-------- Items

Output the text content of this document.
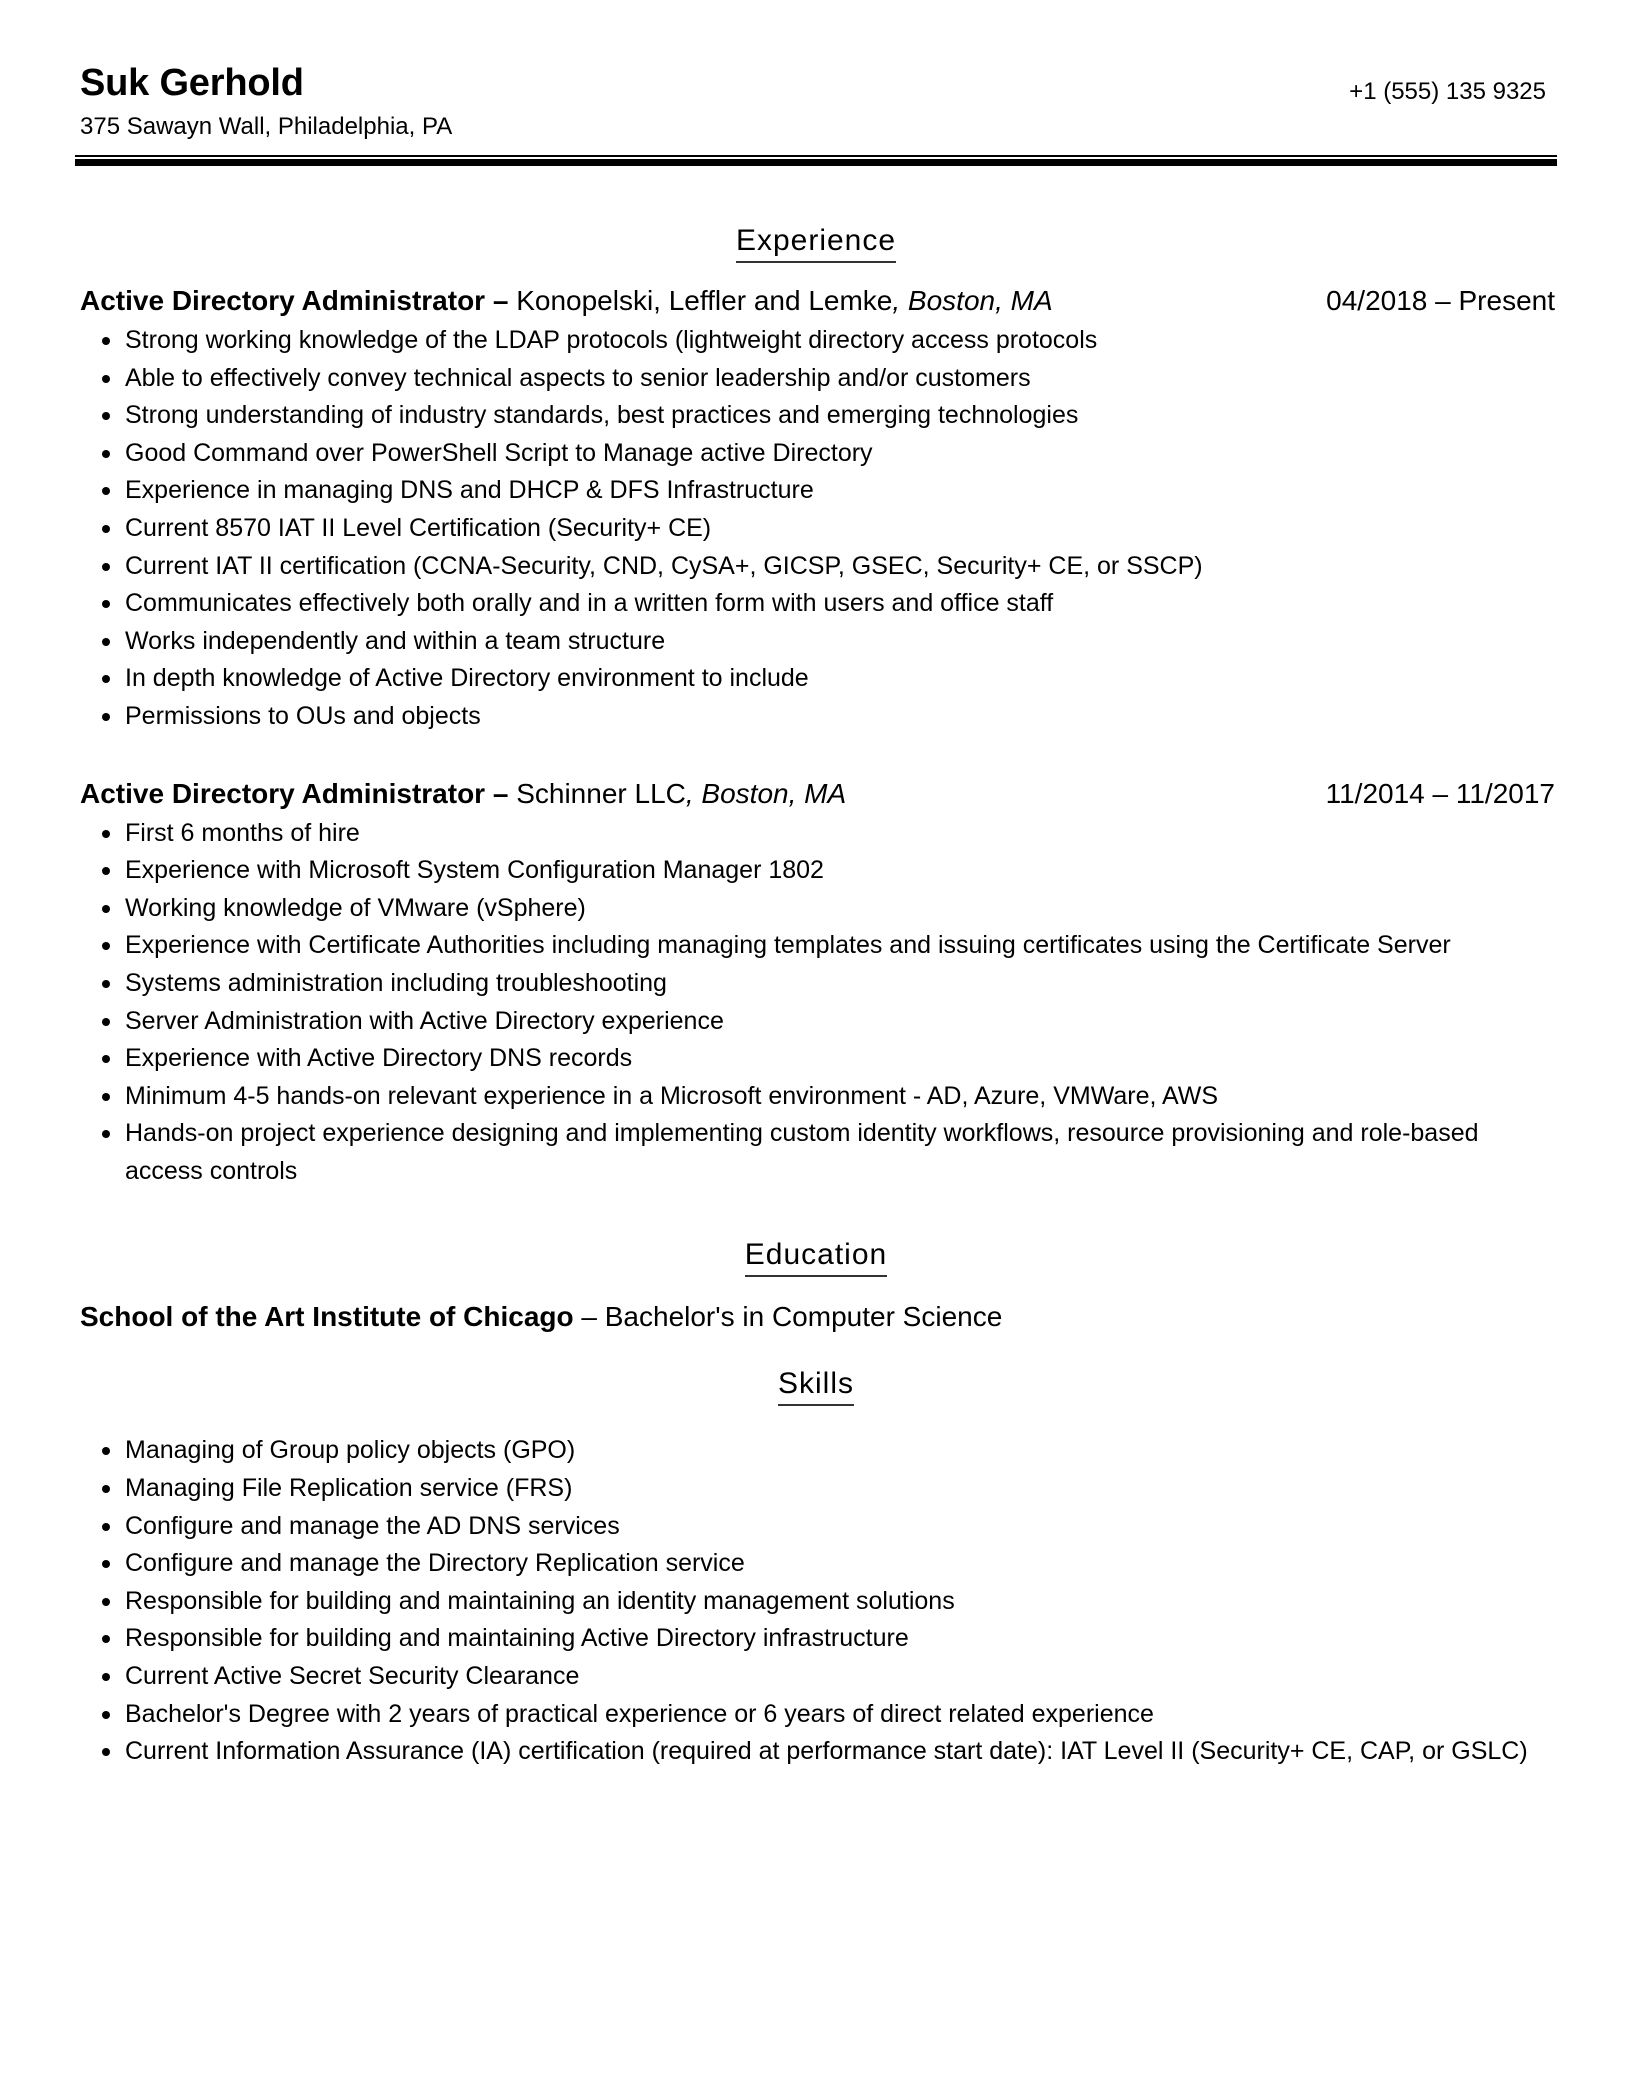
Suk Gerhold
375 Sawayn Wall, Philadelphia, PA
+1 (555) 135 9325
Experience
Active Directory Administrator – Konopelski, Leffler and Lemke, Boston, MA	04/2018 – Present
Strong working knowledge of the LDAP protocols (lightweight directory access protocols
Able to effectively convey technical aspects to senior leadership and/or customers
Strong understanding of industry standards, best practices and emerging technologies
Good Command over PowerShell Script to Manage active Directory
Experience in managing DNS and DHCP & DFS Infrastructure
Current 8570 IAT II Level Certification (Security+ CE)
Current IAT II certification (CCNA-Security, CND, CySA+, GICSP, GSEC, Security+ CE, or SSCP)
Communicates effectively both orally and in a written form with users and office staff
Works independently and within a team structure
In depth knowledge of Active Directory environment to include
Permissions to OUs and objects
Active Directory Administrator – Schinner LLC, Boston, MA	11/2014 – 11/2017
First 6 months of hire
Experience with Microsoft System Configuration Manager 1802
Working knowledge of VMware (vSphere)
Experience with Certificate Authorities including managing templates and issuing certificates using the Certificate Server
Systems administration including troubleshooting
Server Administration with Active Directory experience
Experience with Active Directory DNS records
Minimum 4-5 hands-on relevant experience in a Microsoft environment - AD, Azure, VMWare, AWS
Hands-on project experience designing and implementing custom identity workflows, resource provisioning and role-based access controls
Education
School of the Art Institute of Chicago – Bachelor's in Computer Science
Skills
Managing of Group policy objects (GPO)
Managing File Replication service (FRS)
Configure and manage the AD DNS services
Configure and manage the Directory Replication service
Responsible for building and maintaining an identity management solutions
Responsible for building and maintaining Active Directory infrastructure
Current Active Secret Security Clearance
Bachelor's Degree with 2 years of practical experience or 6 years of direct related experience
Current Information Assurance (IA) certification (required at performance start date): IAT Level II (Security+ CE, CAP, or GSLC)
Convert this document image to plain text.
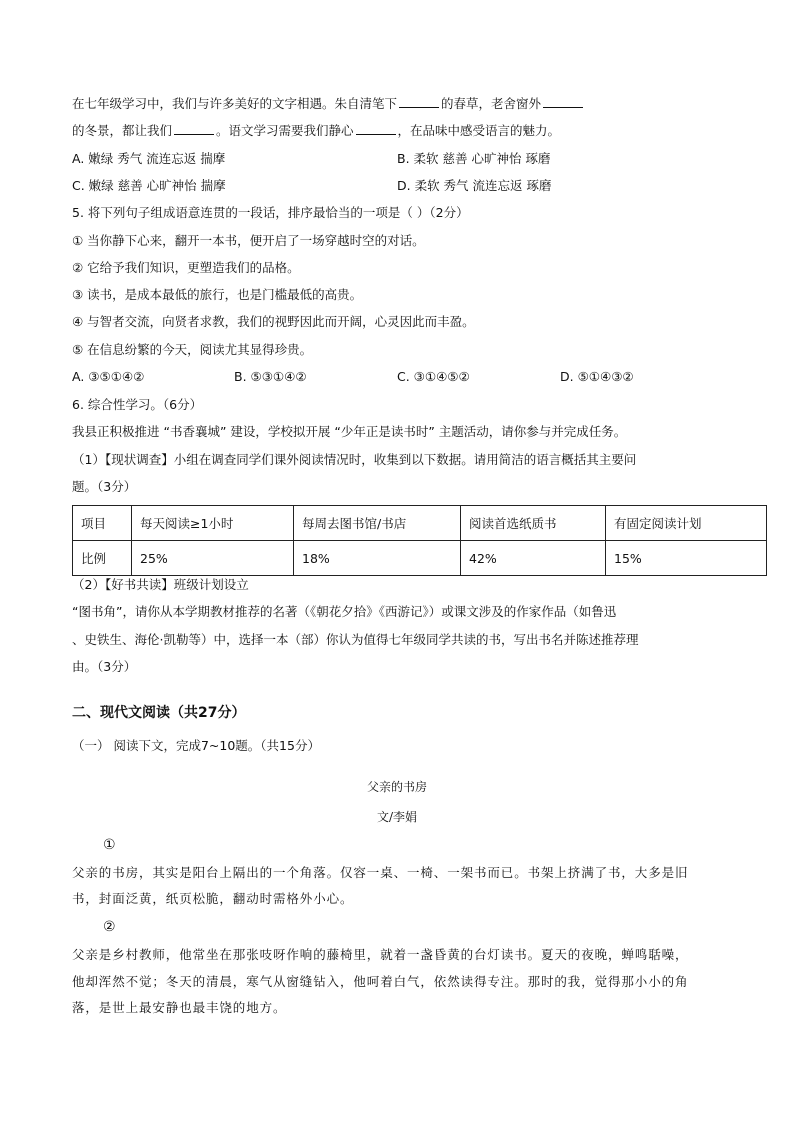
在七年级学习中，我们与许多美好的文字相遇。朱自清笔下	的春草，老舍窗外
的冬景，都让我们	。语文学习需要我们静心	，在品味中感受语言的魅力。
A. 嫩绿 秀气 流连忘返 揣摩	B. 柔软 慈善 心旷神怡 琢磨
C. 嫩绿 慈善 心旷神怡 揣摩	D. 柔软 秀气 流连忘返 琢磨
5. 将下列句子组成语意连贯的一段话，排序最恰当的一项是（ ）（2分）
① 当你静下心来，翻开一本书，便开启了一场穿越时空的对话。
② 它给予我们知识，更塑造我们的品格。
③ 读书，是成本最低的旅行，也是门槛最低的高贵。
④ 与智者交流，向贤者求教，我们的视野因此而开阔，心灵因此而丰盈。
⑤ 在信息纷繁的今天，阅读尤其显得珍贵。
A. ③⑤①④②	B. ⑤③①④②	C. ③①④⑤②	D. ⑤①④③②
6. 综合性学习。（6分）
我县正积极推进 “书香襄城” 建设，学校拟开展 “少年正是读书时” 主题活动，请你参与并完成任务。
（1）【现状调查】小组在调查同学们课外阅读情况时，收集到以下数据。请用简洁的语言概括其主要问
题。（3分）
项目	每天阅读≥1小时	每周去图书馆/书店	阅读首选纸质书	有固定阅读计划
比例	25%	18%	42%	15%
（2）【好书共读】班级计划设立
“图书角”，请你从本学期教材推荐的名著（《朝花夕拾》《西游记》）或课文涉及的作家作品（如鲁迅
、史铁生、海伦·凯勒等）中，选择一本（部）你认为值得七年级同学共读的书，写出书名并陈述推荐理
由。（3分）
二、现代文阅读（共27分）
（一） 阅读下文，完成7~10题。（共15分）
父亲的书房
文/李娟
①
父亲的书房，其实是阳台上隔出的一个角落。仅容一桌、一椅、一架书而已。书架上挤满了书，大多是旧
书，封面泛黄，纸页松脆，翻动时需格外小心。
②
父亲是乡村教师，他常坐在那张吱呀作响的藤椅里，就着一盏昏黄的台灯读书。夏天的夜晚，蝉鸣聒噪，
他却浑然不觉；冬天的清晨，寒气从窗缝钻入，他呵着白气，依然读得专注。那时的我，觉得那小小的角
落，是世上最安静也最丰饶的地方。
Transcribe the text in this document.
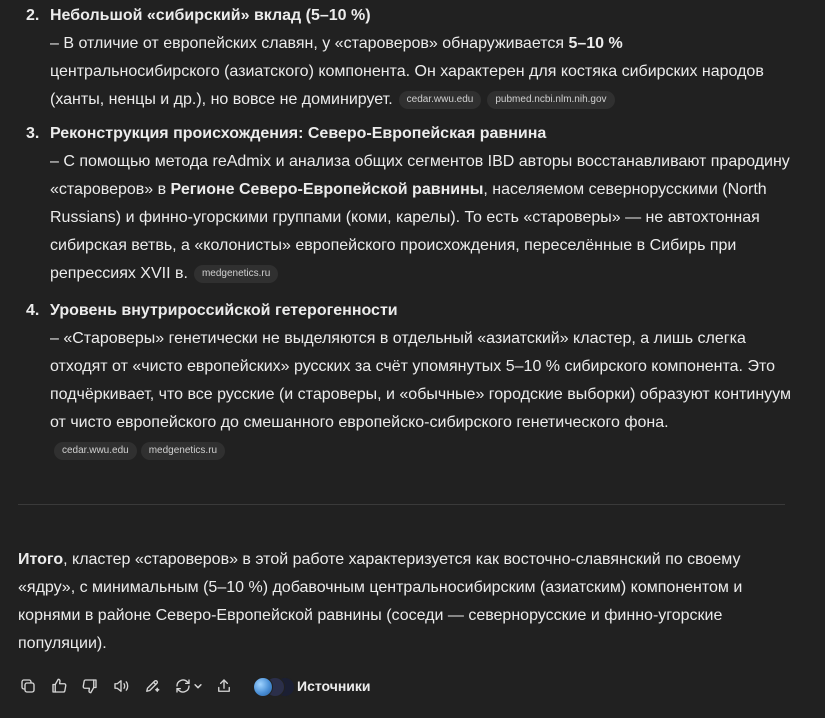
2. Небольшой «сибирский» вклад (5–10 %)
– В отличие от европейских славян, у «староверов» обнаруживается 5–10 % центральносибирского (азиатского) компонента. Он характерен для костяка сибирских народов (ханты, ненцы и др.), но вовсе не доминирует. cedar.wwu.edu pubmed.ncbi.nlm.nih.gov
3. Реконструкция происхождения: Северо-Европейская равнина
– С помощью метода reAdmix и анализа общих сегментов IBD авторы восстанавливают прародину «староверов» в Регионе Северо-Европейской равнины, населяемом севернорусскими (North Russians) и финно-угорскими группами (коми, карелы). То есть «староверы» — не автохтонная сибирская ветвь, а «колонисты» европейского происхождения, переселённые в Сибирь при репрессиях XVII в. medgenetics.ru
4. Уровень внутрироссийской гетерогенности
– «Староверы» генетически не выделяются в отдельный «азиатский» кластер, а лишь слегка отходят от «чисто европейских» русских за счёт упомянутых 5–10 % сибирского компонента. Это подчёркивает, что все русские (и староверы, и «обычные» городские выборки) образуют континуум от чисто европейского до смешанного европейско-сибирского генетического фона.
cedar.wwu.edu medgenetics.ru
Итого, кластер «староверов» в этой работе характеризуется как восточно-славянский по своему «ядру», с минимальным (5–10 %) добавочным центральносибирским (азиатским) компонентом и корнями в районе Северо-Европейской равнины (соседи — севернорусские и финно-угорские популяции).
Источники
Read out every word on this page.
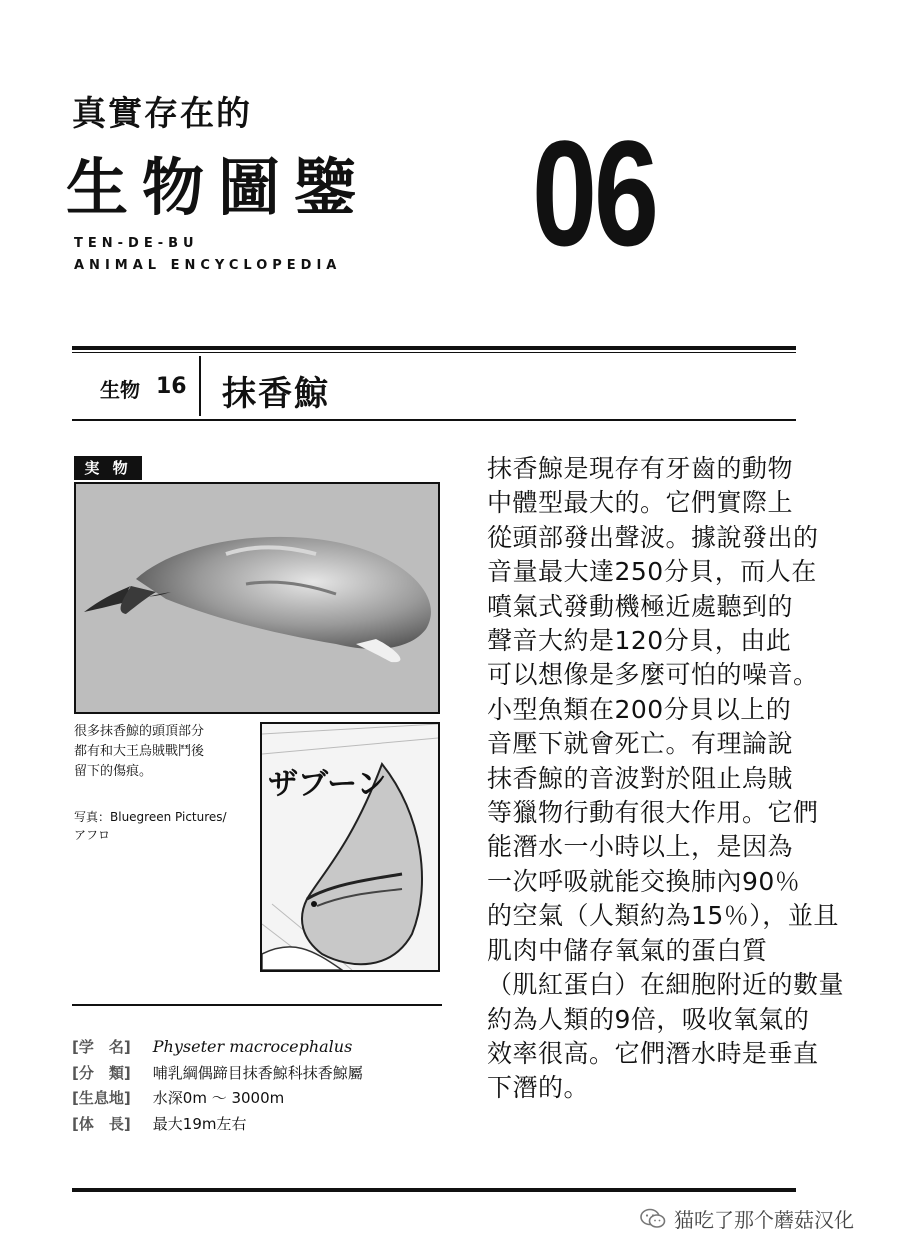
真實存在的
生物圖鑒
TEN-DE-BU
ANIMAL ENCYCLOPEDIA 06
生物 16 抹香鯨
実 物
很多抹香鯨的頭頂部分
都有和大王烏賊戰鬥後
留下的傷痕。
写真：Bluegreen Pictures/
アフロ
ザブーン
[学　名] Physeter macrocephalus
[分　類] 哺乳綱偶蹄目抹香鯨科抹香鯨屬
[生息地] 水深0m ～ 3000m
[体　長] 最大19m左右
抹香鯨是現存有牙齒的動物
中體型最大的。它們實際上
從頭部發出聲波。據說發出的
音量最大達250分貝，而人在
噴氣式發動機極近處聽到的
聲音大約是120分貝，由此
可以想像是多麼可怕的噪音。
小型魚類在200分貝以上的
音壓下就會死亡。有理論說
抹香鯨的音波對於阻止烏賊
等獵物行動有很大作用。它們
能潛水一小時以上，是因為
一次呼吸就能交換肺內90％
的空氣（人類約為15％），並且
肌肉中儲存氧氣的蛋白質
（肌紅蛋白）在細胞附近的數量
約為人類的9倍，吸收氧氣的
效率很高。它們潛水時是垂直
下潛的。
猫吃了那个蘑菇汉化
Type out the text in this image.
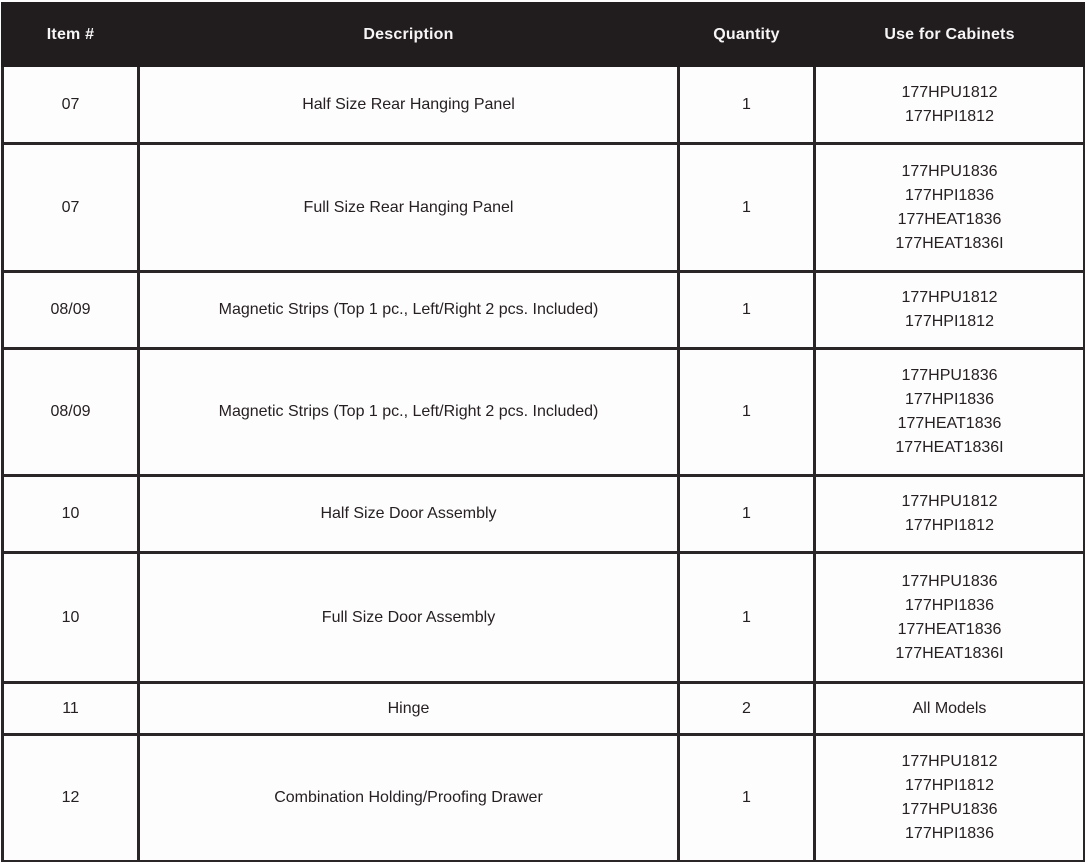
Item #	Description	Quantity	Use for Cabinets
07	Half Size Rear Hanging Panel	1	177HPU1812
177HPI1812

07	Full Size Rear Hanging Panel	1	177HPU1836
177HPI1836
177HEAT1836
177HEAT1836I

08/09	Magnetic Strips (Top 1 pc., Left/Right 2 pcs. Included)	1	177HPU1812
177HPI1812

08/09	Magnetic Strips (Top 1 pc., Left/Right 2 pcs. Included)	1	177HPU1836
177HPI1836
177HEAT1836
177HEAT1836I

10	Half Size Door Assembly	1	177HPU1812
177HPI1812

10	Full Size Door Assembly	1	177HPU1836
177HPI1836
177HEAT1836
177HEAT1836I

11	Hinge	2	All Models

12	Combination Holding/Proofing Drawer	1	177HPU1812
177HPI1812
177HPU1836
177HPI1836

----------------

[Your goal]: Pick out all lines from the data above in which the word "image" appears.

[Final result]:
Convert this document image to plain text.
Type out the text in this image.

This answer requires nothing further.